Every line that includes the word "gastos" is to be listed.

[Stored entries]
— start —
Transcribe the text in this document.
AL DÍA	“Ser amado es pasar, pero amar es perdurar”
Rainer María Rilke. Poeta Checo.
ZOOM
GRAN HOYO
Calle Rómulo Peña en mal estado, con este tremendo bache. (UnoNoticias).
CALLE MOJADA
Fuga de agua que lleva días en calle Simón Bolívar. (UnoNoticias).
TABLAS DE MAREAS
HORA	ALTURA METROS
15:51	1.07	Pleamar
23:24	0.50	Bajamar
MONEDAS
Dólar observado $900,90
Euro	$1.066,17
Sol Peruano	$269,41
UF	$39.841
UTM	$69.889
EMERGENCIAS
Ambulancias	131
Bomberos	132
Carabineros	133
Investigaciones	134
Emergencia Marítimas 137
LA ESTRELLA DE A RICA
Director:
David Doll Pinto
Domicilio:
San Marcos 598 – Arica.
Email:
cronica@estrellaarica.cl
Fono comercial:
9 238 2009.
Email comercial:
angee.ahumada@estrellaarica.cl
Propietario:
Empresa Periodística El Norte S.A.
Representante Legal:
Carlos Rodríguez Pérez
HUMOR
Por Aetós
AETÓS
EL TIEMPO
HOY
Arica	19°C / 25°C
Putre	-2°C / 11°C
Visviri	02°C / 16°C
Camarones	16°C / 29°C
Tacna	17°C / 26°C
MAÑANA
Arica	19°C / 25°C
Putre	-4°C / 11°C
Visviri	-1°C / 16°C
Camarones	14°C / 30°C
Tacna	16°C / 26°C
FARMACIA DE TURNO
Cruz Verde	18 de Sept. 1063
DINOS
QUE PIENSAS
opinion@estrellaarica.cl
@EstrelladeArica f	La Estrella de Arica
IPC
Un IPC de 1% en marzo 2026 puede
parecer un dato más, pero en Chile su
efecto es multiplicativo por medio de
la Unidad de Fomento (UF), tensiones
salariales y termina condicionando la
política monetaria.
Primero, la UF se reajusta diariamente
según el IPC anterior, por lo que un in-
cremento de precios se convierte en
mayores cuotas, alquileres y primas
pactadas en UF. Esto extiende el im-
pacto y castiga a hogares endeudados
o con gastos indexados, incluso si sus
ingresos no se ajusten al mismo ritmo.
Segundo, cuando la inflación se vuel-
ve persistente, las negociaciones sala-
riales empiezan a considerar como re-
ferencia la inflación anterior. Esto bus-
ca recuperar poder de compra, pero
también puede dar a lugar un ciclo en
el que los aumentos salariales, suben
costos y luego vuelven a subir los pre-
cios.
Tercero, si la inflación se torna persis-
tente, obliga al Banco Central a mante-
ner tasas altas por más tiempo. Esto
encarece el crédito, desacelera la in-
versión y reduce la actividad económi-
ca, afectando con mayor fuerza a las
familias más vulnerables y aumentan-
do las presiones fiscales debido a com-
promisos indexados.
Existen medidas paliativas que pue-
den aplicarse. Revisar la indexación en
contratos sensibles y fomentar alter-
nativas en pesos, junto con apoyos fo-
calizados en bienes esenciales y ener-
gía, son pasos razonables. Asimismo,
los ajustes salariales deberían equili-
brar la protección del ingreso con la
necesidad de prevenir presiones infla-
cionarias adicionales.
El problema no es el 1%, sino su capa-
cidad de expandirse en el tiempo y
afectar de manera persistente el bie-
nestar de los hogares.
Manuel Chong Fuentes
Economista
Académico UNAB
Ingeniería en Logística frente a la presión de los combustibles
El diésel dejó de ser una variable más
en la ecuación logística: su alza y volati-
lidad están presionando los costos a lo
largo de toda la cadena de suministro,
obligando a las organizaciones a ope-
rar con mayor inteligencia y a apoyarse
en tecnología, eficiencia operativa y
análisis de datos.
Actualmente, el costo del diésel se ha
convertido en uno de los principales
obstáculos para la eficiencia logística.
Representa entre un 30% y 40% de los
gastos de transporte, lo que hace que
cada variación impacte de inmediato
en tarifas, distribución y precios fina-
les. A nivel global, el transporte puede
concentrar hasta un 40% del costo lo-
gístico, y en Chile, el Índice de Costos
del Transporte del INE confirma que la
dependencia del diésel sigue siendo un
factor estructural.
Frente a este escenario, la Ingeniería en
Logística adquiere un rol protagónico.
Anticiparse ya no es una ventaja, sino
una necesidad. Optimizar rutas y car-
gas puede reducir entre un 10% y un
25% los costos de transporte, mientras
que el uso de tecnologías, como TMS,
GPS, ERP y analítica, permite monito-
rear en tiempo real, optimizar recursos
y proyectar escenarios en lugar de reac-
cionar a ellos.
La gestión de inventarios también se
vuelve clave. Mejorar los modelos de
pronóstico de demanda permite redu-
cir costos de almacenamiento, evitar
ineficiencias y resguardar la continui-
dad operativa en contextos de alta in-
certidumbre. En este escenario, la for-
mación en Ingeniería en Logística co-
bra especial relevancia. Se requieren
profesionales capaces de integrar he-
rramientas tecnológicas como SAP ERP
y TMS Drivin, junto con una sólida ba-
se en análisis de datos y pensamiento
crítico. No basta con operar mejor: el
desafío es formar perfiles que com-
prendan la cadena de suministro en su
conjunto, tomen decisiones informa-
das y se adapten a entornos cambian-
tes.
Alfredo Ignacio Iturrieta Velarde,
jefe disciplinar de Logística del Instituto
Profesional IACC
— end —
### SOLUTION TO THE PROBLEM:
o con gastos indexados, incluso si sus
gastos de transporte, lo que hace que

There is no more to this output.